Begin Recorded data
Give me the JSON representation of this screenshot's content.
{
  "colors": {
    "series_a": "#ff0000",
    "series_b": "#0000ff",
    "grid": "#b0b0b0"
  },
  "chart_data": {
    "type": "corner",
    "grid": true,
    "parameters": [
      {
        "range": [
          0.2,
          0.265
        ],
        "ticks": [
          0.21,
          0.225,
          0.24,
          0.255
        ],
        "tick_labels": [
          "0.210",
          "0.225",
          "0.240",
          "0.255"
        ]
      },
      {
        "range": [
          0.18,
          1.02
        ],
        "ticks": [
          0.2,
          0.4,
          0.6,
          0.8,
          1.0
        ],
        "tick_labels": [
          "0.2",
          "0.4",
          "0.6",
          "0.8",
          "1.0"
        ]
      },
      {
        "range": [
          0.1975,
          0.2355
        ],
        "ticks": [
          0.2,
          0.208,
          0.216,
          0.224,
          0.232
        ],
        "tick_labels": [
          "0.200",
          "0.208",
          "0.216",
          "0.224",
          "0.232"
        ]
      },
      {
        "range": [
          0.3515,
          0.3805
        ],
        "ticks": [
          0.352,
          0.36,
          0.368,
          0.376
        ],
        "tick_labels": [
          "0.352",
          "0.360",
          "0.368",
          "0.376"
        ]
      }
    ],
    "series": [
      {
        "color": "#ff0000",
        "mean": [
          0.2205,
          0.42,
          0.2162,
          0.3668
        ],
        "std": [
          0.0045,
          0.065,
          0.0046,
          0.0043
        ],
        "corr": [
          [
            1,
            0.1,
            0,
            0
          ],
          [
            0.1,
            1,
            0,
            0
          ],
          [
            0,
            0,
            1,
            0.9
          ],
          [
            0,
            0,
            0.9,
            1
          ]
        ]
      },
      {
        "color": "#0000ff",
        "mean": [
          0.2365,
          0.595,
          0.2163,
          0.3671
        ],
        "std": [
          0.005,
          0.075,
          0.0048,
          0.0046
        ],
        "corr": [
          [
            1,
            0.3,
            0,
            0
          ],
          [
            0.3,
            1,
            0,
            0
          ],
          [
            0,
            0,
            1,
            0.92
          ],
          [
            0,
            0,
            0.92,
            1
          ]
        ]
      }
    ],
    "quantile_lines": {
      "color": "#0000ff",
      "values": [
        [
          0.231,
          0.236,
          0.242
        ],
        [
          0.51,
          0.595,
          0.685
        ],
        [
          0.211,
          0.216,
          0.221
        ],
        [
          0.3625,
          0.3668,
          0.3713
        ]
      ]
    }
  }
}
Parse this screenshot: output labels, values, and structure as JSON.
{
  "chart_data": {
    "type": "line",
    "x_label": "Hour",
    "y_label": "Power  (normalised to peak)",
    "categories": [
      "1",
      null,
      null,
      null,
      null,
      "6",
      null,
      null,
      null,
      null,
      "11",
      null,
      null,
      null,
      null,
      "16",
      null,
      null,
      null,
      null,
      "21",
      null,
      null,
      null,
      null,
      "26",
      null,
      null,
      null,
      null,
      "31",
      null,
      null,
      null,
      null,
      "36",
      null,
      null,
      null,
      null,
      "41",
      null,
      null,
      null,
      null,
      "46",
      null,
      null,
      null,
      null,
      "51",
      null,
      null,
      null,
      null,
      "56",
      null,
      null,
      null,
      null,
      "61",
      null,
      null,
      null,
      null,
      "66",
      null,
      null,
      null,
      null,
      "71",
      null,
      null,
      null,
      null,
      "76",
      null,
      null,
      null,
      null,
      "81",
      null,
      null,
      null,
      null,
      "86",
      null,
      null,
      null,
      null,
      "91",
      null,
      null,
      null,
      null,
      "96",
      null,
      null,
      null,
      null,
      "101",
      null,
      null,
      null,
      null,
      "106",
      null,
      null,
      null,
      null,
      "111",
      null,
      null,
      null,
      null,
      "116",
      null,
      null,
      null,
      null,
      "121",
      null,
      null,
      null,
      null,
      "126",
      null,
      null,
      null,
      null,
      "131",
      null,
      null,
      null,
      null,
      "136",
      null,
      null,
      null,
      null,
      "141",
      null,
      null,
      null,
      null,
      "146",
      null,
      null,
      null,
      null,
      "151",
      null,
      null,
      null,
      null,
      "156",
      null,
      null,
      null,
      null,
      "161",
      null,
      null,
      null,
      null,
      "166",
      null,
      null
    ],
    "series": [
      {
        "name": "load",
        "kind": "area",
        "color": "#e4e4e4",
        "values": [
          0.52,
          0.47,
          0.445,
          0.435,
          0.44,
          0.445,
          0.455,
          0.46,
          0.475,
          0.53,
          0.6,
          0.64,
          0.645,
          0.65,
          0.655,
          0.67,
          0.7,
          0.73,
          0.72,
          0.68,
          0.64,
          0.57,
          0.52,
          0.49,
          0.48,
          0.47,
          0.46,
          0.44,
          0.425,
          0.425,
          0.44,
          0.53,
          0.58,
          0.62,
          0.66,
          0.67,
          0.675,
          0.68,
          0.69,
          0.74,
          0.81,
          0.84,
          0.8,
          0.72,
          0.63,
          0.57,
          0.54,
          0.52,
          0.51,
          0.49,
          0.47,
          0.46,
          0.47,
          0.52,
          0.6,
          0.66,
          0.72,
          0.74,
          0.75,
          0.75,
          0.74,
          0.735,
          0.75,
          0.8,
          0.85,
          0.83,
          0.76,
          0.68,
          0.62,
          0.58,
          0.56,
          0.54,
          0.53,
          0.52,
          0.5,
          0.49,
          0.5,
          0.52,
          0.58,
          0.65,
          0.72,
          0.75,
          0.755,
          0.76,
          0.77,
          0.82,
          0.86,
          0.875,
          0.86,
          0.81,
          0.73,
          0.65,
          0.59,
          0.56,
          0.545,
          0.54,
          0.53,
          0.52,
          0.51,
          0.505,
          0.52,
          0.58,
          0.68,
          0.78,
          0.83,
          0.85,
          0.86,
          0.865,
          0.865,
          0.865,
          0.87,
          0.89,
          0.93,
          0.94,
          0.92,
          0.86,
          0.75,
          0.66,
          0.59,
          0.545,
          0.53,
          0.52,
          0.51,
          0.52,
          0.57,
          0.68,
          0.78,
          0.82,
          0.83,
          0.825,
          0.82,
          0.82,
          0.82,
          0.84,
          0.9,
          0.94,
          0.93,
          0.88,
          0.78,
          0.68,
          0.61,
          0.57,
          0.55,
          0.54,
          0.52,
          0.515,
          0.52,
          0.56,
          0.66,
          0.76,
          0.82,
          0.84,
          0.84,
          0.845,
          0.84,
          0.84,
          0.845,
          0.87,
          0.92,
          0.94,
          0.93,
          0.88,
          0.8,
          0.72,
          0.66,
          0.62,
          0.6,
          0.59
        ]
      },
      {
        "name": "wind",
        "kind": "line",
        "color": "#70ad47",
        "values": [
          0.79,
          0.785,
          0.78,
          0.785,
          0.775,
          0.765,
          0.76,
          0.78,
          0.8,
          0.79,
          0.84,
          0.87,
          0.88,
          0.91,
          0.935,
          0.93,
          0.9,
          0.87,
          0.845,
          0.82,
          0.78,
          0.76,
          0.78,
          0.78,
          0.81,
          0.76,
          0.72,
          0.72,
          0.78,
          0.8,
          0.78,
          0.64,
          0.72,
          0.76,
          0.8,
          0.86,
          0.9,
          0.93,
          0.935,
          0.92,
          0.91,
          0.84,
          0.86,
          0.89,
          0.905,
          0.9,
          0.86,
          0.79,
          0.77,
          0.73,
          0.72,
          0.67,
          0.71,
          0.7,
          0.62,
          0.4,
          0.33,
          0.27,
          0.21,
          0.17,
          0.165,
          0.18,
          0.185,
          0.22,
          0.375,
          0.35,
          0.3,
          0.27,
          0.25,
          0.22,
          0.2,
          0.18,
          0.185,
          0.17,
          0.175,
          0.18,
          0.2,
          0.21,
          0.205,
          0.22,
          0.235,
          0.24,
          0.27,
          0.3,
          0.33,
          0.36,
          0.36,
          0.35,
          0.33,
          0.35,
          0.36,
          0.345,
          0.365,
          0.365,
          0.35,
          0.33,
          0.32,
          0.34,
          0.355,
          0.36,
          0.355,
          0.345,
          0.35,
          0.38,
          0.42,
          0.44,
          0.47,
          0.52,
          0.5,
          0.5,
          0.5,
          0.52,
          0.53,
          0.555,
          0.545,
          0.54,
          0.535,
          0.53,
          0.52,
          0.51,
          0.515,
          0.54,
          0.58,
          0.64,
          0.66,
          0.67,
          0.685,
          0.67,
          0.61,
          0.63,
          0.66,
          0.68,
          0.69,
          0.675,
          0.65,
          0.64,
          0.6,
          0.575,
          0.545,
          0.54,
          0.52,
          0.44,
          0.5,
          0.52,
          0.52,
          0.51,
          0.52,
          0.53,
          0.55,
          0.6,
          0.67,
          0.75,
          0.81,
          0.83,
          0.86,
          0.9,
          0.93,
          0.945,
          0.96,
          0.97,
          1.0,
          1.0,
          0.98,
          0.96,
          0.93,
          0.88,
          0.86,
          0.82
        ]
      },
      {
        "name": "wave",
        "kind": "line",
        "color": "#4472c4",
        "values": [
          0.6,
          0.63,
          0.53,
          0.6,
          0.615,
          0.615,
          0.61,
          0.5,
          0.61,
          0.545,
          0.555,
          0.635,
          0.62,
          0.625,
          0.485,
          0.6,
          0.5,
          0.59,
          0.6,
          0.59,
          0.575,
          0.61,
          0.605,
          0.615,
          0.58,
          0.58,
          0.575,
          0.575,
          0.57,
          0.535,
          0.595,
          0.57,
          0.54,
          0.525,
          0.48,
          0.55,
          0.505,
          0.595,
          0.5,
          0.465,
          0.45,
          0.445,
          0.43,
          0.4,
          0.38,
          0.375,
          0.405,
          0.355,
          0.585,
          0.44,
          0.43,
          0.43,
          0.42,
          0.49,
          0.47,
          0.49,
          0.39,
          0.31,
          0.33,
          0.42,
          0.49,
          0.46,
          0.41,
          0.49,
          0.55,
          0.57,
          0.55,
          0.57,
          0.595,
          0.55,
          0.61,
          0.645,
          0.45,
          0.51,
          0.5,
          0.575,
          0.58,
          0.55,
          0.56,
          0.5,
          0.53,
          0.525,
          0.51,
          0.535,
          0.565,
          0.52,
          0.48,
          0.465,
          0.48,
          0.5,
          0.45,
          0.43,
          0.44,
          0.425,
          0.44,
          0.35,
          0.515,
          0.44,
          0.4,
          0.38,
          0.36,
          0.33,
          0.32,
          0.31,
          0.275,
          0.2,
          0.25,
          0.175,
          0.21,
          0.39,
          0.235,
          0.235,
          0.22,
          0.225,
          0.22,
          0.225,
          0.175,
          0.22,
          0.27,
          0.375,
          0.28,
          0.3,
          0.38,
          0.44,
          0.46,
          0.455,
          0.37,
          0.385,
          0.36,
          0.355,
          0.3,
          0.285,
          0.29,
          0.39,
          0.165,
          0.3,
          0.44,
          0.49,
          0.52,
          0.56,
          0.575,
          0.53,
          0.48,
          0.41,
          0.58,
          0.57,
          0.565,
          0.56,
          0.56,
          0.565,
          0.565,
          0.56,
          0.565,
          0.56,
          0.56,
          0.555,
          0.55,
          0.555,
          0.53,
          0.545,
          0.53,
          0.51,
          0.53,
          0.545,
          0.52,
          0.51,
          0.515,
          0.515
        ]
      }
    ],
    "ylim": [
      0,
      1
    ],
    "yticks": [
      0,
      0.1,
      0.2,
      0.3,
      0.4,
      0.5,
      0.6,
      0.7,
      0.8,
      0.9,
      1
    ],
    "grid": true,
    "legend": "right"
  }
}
End Recorded data
> _Challenge_: Whenever "JSON" turns up in a line, pick that line out.

> _Answer_:
Give me the JSON representation of this screenshot's content.
Parse this screenshot: output labels, values, and structure as JSON.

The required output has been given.